Problem description: From the listing below, extract each line containing the string "this".
---+---
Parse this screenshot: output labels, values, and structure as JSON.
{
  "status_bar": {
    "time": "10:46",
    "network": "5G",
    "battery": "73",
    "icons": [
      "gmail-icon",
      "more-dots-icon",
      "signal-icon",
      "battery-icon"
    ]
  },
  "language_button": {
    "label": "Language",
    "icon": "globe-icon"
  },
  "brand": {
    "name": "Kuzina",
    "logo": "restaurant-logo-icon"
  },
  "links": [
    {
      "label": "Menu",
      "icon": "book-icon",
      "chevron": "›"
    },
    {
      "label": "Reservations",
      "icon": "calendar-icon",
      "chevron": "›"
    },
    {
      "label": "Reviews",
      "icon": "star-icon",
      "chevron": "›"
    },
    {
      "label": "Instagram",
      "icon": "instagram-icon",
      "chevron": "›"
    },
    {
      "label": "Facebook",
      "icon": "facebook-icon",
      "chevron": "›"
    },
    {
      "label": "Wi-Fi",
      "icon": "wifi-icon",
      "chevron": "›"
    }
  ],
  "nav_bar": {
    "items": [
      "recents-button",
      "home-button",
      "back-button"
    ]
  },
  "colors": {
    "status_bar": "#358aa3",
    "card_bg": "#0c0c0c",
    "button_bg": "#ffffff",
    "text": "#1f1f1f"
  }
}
---+---
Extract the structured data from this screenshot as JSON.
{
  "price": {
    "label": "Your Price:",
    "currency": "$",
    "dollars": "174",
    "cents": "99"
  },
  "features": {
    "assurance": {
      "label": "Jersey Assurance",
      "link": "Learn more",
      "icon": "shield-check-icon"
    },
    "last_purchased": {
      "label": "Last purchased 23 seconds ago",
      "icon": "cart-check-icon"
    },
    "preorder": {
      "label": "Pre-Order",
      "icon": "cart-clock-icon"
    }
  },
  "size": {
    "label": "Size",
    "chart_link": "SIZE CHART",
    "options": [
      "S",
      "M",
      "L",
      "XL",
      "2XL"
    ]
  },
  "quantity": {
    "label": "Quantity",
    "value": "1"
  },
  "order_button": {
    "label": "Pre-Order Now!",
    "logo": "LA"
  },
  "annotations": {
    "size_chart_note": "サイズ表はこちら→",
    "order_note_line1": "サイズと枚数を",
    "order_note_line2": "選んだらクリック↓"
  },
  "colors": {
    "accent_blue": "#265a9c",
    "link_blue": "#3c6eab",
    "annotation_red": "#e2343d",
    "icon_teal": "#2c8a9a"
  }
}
---+---
Response to the exercise:
Parse this screenshot: output labels, values, and structure as JSON.
Extract the structured data from this screenshot as JSON.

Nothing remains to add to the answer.